In the material below, list every line carrying the string "humidity".

### GIVEN RECORDS

****************

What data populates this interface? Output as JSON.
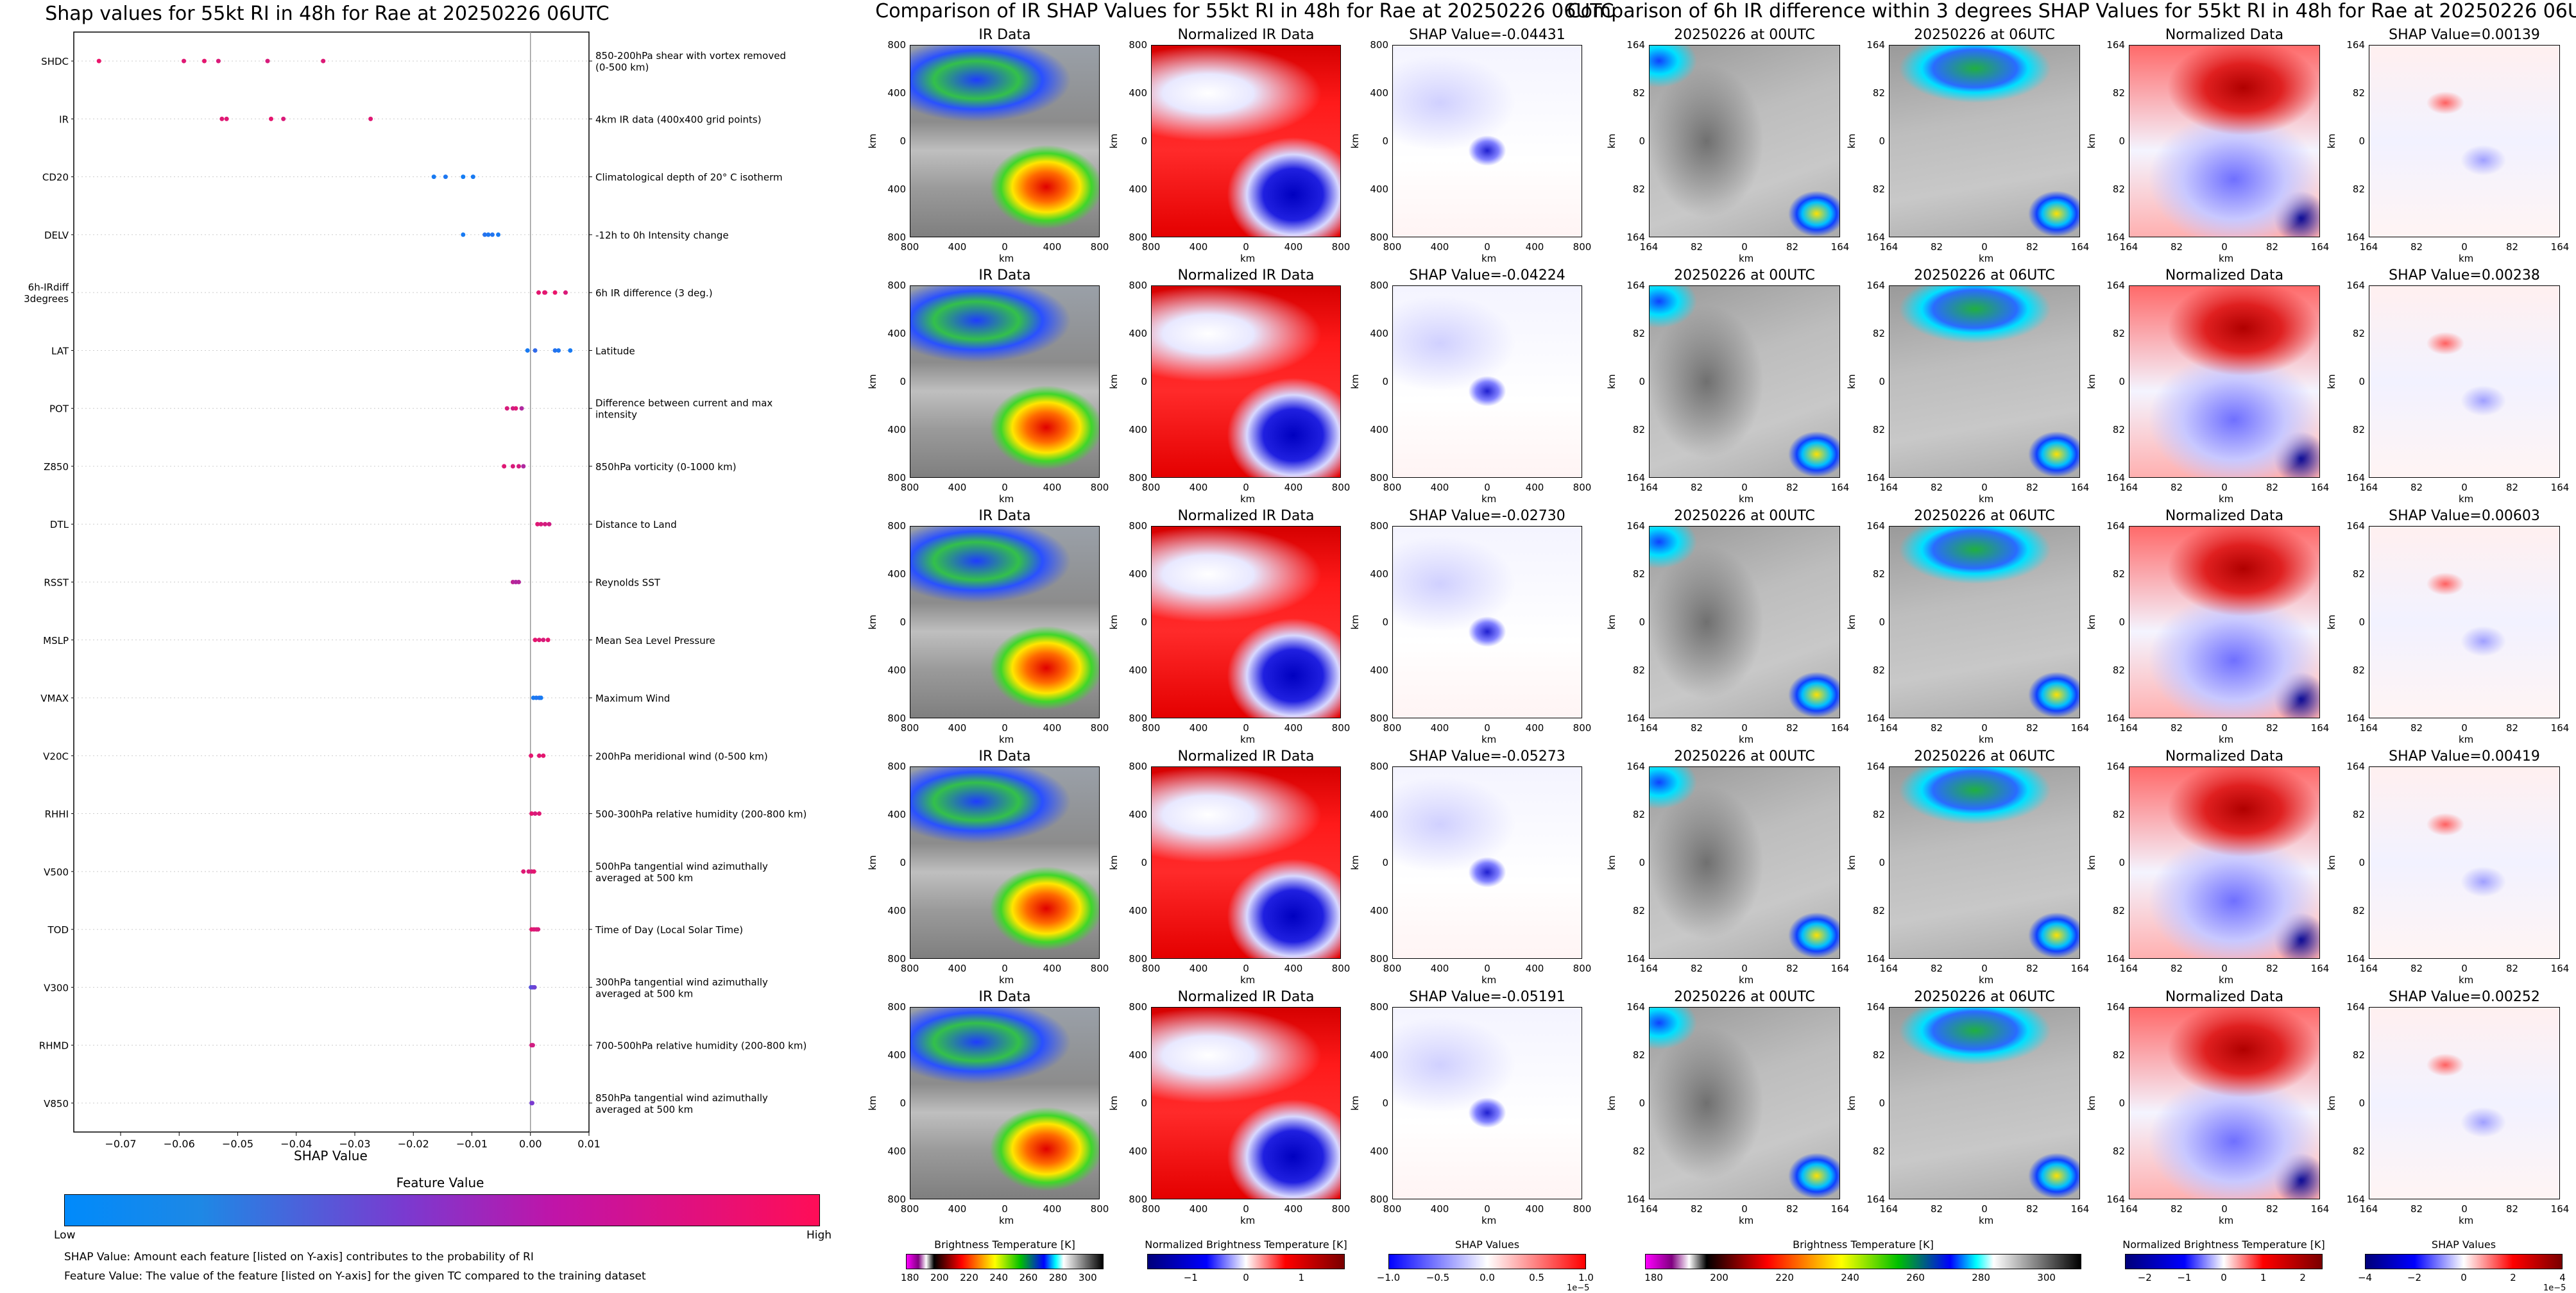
{
  "beeswarm": {
    "title": "Shap values for 55kt RI in 48h for Rae at 20250226 06UTC",
    "xlabel": "SHAP Value",
    "colorbar_title": "Feature Value",
    "colorbar_low": "Low",
    "colorbar_high": "High",
    "note1": "SHAP Value: Amount each feature [listed on Y-axis] contributes to the probability of RI",
    "note2": "Feature Value: The value of the feature [listed on Y-axis] for the given TC compared to the training dataset"
  },
  "ir_section": {
    "title": "Comparison of IR SHAP Values for 55kt RI in 48h for Rae at 20250226 06UTC"
  },
  "diff_section": {
    "title": "Comparison of 6h IR difference within 3 degrees SHAP Values for 55kt RI in 48h for Rae at 20250226 06UTC"
  },
  "panel_titles": {
    "ir": "IR Data",
    "norm_ir": "Normalized IR Data",
    "t00": "20250226 at 00UTC",
    "t06": "20250226 at 06UTC",
    "norm": "Normalized Data"
  },
  "ir_shap_titles": [
    "SHAP Value=-0.04431",
    "SHAP Value=-0.04224",
    "SHAP Value=-0.02730",
    "SHAP Value=-0.05273",
    "SHAP Value=-0.05191"
  ],
  "diff_shap_titles": [
    "SHAP Value=0.00139",
    "SHAP Value=0.00238",
    "SHAP Value=0.00603",
    "SHAP Value=0.00419",
    "SHAP Value=0.00252"
  ],
  "axis_unit": "km",
  "ir_ticks_y": [
    "800",
    "400",
    "0",
    "400",
    "800"
  ],
  "ir_ticks_x": [
    "800",
    "400",
    "0",
    "400",
    "800"
  ],
  "diff_ticks_y": [
    "164",
    "82",
    "0",
    "82",
    "164"
  ],
  "diff_ticks_x": [
    "164",
    "82",
    "0",
    "82",
    "164"
  ],
  "colorbars": {
    "bt1": {
      "label": "Brightness Temperature [K]",
      "ticks": [
        "180",
        "200",
        "220",
        "240",
        "260",
        "280",
        "300"
      ]
    },
    "nbt1": {
      "label": "Normalized Brightness Temperature [K]",
      "ticks": [
        "−1",
        "0",
        "1"
      ]
    },
    "shap1": {
      "label": "SHAP Values",
      "ticks": [
        "−1.0",
        "−0.5",
        "0.0",
        "0.5",
        "1.0"
      ],
      "offset": "1e−5"
    },
    "bt2": {
      "label": "Brightness Temperature [K]",
      "ticks": [
        "180",
        "200",
        "220",
        "240",
        "260",
        "280",
        "300"
      ]
    },
    "nbt2": {
      "label": "Normalized Brightness Temperature [K]",
      "ticks": [
        "−2",
        "−1",
        "0",
        "1",
        "2"
      ]
    },
    "shap2": {
      "label": "SHAP Values",
      "ticks": [
        "−4",
        "−2",
        "0",
        "2",
        "4"
      ],
      "offset": "1e−5"
    }
  },
  "colors": {
    "low": "#1e88e5",
    "high": "#ff0d57"
  },
  "chart_data": {
    "type": "scatter",
    "title": "Shap values for 55kt RI in 48h for Rae at 20250226 06UTC",
    "xlabel": "SHAP Value",
    "xlim": [
      -0.078,
      0.01
    ],
    "xticks": [
      "−0.07",
      "−0.06",
      "−0.05",
      "−0.04",
      "−0.03",
      "−0.02",
      "−0.01",
      "0.00",
      "0.01"
    ],
    "xtick_values": [
      -0.07,
      -0.06,
      -0.05,
      -0.04,
      -0.03,
      -0.02,
      -0.01,
      0.0,
      0.01
    ],
    "features": [
      {
        "name": "SHDC",
        "desc": "850-200hPa shear with vortex removed (0-500 km)",
        "points": [
          [
            -0.0737,
            0.92
          ],
          [
            -0.0592,
            0.88
          ],
          [
            -0.0557,
            0.9
          ],
          [
            -0.0533,
            0.86
          ],
          [
            -0.0449,
            0.85
          ],
          [
            -0.0354,
            0.87
          ]
        ]
      },
      {
        "name": "IR",
        "desc": "4km IR data (400x400 grid points)",
        "points": [
          [
            -0.0527,
            0.88
          ],
          [
            -0.0519,
            0.88
          ],
          [
            -0.0443,
            0.9
          ],
          [
            -0.0422,
            0.86
          ],
          [
            -0.0273,
            0.88
          ]
        ]
      },
      {
        "name": "CD20",
        "desc": "Climatological depth of 20° C isotherm",
        "points": [
          [
            -0.0165,
            0.1
          ],
          [
            -0.0145,
            0.12
          ],
          [
            -0.0115,
            0.08
          ],
          [
            -0.0098,
            0.1
          ]
        ]
      },
      {
        "name": "DELV",
        "desc": "-12h to 0h Intensity change",
        "points": [
          [
            -0.0115,
            0.1
          ],
          [
            -0.0078,
            0.15
          ],
          [
            -0.0072,
            0.12
          ],
          [
            -0.0065,
            0.14
          ],
          [
            -0.0055,
            0.1
          ]
        ]
      },
      {
        "name": "6h-IRdiff 3degrees",
        "desc": "6h IR difference (3 deg.)",
        "points": [
          [
            0.0014,
            0.9
          ],
          [
            0.0024,
            0.88
          ],
          [
            0.0042,
            0.92
          ],
          [
            0.006,
            0.86
          ],
          [
            0.0025,
            0.9
          ]
        ]
      },
      {
        "name": "LAT",
        "desc": "Latitude",
        "points": [
          [
            -0.0005,
            0.1
          ],
          [
            0.0008,
            0.2
          ],
          [
            0.0042,
            0.15
          ],
          [
            0.0048,
            0.12
          ],
          [
            0.0068,
            0.1
          ]
        ]
      },
      {
        "name": "POT",
        "desc": "Difference between current and max intensity",
        "points": [
          [
            -0.004,
            0.85
          ],
          [
            -0.003,
            0.82
          ],
          [
            -0.0025,
            0.88
          ],
          [
            -0.0015,
            0.7
          ]
        ]
      },
      {
        "name": "Z850",
        "desc": "850hPa vorticity (0-1000 km)",
        "points": [
          [
            -0.0045,
            0.88
          ],
          [
            -0.003,
            0.85
          ],
          [
            -0.002,
            0.84
          ],
          [
            -0.0012,
            0.7
          ]
        ]
      },
      {
        "name": "DTL",
        "desc": "Distance to Land",
        "points": [
          [
            0.0012,
            0.88
          ],
          [
            0.0018,
            0.85
          ],
          [
            0.0025,
            0.84
          ],
          [
            0.0032,
            0.82
          ]
        ]
      },
      {
        "name": "RSST",
        "desc": "Reynolds SST",
        "points": [
          [
            -0.003,
            0.75
          ],
          [
            -0.0025,
            0.7
          ],
          [
            -0.002,
            0.72
          ]
        ]
      },
      {
        "name": "MSLP",
        "desc": "Mean Sea Level Pressure",
        "points": [
          [
            0.0008,
            0.9
          ],
          [
            0.0015,
            0.88
          ],
          [
            0.0022,
            0.85
          ],
          [
            0.003,
            0.9
          ]
        ]
      },
      {
        "name": "VMAX",
        "desc": "Maximum Wind",
        "points": [
          [
            0.0005,
            0.1
          ],
          [
            0.001,
            0.12
          ],
          [
            0.0015,
            0.15
          ],
          [
            0.0018,
            0.1
          ]
        ]
      },
      {
        "name": "V20C",
        "desc": "200hPa meridional wind (0-500 km)",
        "points": [
          [
            0.0001,
            0.9
          ],
          [
            0.0015,
            0.88
          ],
          [
            0.0022,
            0.9
          ]
        ]
      },
      {
        "name": "RHHI",
        "desc": "500-300hPa relative humidity (200-800 km)",
        "points": [
          [
            0.0002,
            0.9
          ],
          [
            0.0008,
            0.85
          ],
          [
            0.0015,
            0.88
          ]
        ]
      },
      {
        "name": "V500",
        "desc": "500hPa tangential wind azimuthally averaged at 500 km",
        "points": [
          [
            -0.0012,
            0.88
          ],
          [
            -0.0003,
            0.86
          ],
          [
            0.0002,
            0.85
          ],
          [
            0.0006,
            0.9
          ]
        ]
      },
      {
        "name": "TOD",
        "desc": "Time of Day (Local Solar Time)",
        "points": [
          [
            0.0002,
            0.9
          ],
          [
            0.0006,
            0.88
          ],
          [
            0.001,
            0.86
          ],
          [
            0.0013,
            0.85
          ]
        ]
      },
      {
        "name": "V300",
        "desc": "300hPa tangential wind azimuthally averaged at 500 km",
        "points": [
          [
            0.0001,
            0.35
          ],
          [
            0.0004,
            0.4
          ],
          [
            0.0007,
            0.45
          ]
        ]
      },
      {
        "name": "RHMD",
        "desc": "700-500hPa relative humidity (200-800 km)",
        "points": [
          [
            0.0002,
            0.85
          ],
          [
            0.0004,
            0.82
          ]
        ]
      },
      {
        "name": "V850",
        "desc": "850hPa tangential wind azimuthally averaged at 500 km",
        "points": [
          [
            0.0002,
            0.45
          ],
          [
            0.0003,
            0.5
          ]
        ]
      }
    ]
  }
}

****************

### TASK OUTPUT
        "desc": "500-300hPa relative humidity (200-800 km)",
        "desc": "700-500hPa relative humidity (200-800 km)",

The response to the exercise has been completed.